## [TO DO]
Print out the material that follows word for word.

## [PROVIDED RECORDS]
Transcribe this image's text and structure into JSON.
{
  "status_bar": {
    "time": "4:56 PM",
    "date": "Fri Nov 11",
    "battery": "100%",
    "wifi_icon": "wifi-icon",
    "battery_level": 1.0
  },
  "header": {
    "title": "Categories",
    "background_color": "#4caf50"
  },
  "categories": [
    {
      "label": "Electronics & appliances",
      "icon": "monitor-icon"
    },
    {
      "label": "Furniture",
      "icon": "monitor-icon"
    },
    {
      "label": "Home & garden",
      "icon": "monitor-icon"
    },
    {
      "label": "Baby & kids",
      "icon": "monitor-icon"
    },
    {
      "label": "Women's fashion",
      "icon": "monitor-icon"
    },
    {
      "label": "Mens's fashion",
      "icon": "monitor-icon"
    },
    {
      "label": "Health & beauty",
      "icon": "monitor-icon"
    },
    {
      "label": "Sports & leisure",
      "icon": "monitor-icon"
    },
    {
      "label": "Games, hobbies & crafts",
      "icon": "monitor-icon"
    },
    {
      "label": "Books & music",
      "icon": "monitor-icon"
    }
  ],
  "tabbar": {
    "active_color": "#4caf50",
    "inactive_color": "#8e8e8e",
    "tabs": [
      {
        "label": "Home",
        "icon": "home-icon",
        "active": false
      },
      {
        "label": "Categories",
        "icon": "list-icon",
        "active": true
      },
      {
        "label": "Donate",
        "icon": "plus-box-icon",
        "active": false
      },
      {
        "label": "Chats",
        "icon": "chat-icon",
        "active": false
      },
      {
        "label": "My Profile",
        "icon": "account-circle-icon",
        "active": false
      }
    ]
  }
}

## [PROBLEM SOLUTION]
Transcribe this image's text and structure into JSON.
{
  "status_bar": {
    "time": "4:56 PM",
    "date": "Fri Nov 11",
    "battery": "100%",
    "wifi_icon": "wifi-icon",
    "battery_level": 1.0
  },
  "header": {
    "title": "Categories",
    "background_color": "#4caf50"
  },
  "categories": [
    {
      "label": "Electronics & appliances",
      "icon": "monitor-icon"
    },
    {
      "label": "Furniture",
      "icon": "monitor-icon"
    },
    {
      "label": "Home & garden",
      "icon": "monitor-icon"
    },
    {
      "label": "Baby & kids",
      "icon": "monitor-icon"
    },
    {
      "label": "Women's fashion",
      "icon": "monitor-icon"
    },
    {
      "label": "Mens's fashion",
      "icon": "monitor-icon"
    },
    {
      "label": "Health & beauty",
      "icon": "monitor-icon"
    },
    {
      "label": "Sports & leisure",
      "icon": "monitor-icon"
    },
    {
      "label": "Games, hobbies & crafts",
      "icon": "monitor-icon"
    },
    {
      "label": "Books & music",
      "icon": "monitor-icon"
    }
  ],
  "tabbar": {
    "active_color": "#4caf50",
    "inactive_color": "#8e8e8e",
    "tabs": [
      {
        "label": "Home",
        "icon": "home-icon",
        "active": false
      },
      {
        "label": "Categories",
        "icon": "list-icon",
        "active": true
      },
      {
        "label": "Donate",
        "icon": "plus-box-icon",
        "active": false
      },
      {
        "label": "Chats",
        "icon": "chat-icon",
        "active": false
      },
      {
        "label": "My Profile",
        "icon": "account-circle-icon",
        "active": false
      }
    ]
  }
}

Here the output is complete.